Direction → Every record should be written out exactly, with the pictures left out.

## begin

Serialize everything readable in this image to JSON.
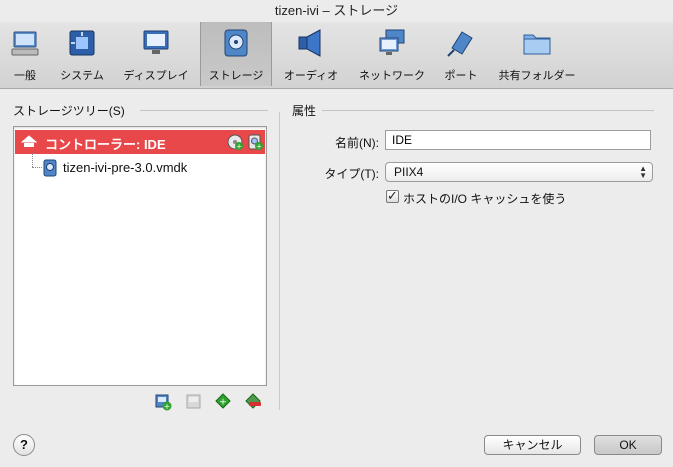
{
  "window": {
    "title": "tizen-ivi – ストレージ"
  },
  "toolbar": {
    "items": [
      {
        "label": "一般",
        "icon": "general-icon"
      },
      {
        "label": "システム",
        "icon": "system-icon"
      },
      {
        "label": "ディスプレイ",
        "icon": "display-icon"
      },
      {
        "label": "ストレージ",
        "icon": "storage-icon",
        "selected": true
      },
      {
        "label": "オーディオ",
        "icon": "audio-icon"
      },
      {
        "label": "ネットワーク",
        "icon": "network-icon"
      },
      {
        "label": "ポート",
        "icon": "port-icon"
      },
      {
        "label": "共有フォルダー",
        "icon": "shared-folder-icon"
      }
    ]
  },
  "left_panel": {
    "title": "ストレージツリー(S)",
    "controller_label": "コントローラー: IDE",
    "disk_label": "tizen-ivi-pre-3.0.vmdk"
  },
  "right_panel": {
    "title": "属性",
    "name_label": "名前(N):",
    "name_value": "IDE",
    "type_label": "タイプ(T):",
    "type_value": "PIIX4",
    "cache_label": "ホストのI/O キャッシュを使う",
    "cache_checked": true
  },
  "footer": {
    "help": "?",
    "cancel": "キャンセル",
    "ok": "OK"
  },
  "colors": {
    "selection": "#e9484a"
  }
}
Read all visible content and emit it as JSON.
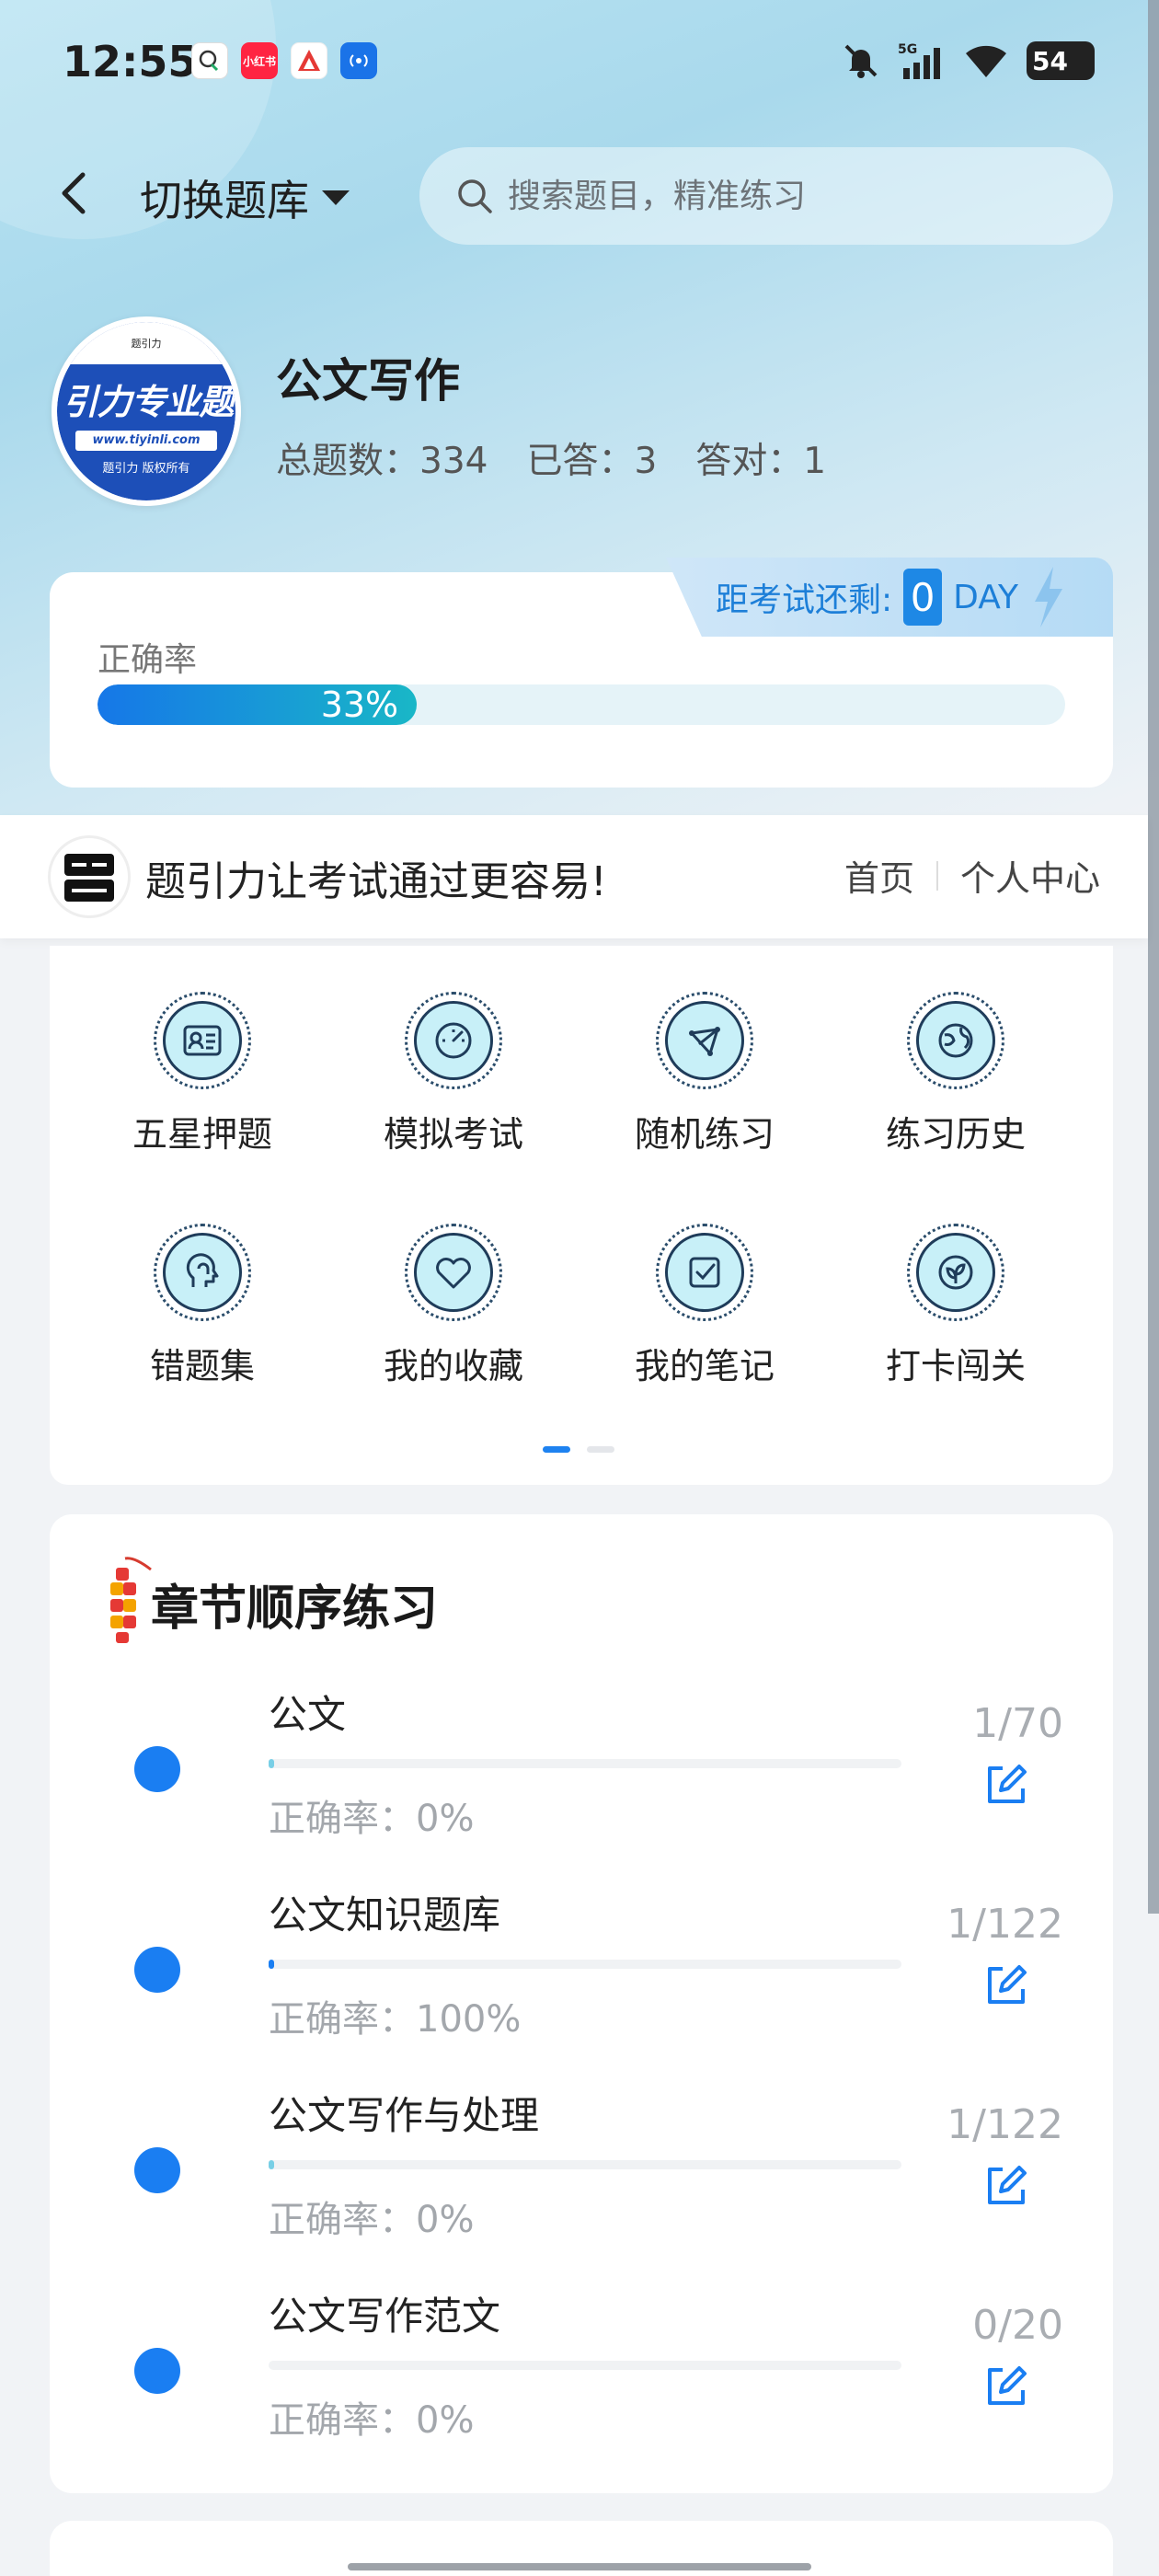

## end

Complete answer →
Serialize everything readable in this image to JSON.
{
  "window": {
    "title": "tizen-ivi – ストレージ"
  },
  "toolbar": {
    "items": [
      {
        "label": "一般",
        "icon": "general-icon"
      },
      {
        "label": "システム",
        "icon": "system-icon"
      },
      {
        "label": "ディスプレイ",
        "icon": "display-icon"
      },
      {
        "label": "ストレージ",
        "icon": "storage-icon",
        "selected": true
      },
      {
        "label": "オーディオ",
        "icon": "audio-icon"
      },
      {
        "label": "ネットワーク",
        "icon": "network-icon"
      },
      {
        "label": "ポート",
        "icon": "port-icon"
      },
      {
        "label": "共有フォルダー",
        "icon": "shared-folder-icon"
      }
    ]
  },
  "left_panel": {
    "title": "ストレージツリー(S)",
    "controller_label": "コントローラー: IDE",
    "disk_label": "tizen-ivi-pre-3.0.vmdk"
  },
  "right_panel": {
    "title": "属性",
    "name_label": "名前(N):",
    "name_value": "IDE",
    "type_label": "タイプ(T):",
    "type_value": "PIIX4",
    "cache_label": "ホストのI/O キャッシュを使う",
    "cache_checked": true
  },
  "footer": {
    "help": "?",
    "cancel": "キャンセル",
    "ok": "OK"
  },
  "colors": {
    "selection": "#e9484a"
  }
}
Read all visible content and emit it as JSON.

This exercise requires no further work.